* **What to do**: Return the listing below in full, with every line exactly as it is.

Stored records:
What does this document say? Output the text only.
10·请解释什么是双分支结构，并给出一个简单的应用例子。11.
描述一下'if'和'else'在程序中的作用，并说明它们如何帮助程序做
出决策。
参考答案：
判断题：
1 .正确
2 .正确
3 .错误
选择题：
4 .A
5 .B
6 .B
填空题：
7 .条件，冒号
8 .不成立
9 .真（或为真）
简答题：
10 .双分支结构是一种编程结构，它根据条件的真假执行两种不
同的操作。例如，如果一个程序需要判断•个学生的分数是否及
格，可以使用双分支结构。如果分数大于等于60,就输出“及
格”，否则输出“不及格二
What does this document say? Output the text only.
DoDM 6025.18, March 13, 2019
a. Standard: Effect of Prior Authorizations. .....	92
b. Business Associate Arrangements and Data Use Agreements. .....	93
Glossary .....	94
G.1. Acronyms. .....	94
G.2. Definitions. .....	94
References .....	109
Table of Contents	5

* **Task response**:
What does this document say? Output the text only.
10·请解释什么是双分支结构，并给出一个简单的应用例子。11.
描述一下'if'和'else'在程序中的作用，并说明它们如何帮助程序做
出决策。
参考答案：
判断题：
1 .正确
2 .正确
3 .错误
选择题：
4 .A
5 .B
6 .B
填空题：
7 .条件，冒号
8 .不成立
9 .真（或为真）
简答题：
10 .双分支结构是一种编程结构，它根据条件的真假执行两种不
同的操作。例如，如果一个程序需要判断•个学生的分数是否及
格，可以使用双分支结构。如果分数大于等于60,就输出“及
格”，否则输出“不及格二
What does this document say? Output the text only.
DoDM 6025.18, March 13, 2019
a. Standard: Effect of Prior Authorizations. .....	92
b. Business Associate Arrangements and Data Use Agreements. .....	93
Glossary .....	94
G.1. Acronyms. .....	94
G.2. Definitions. .....	94
References .....	109
Table of Contents	5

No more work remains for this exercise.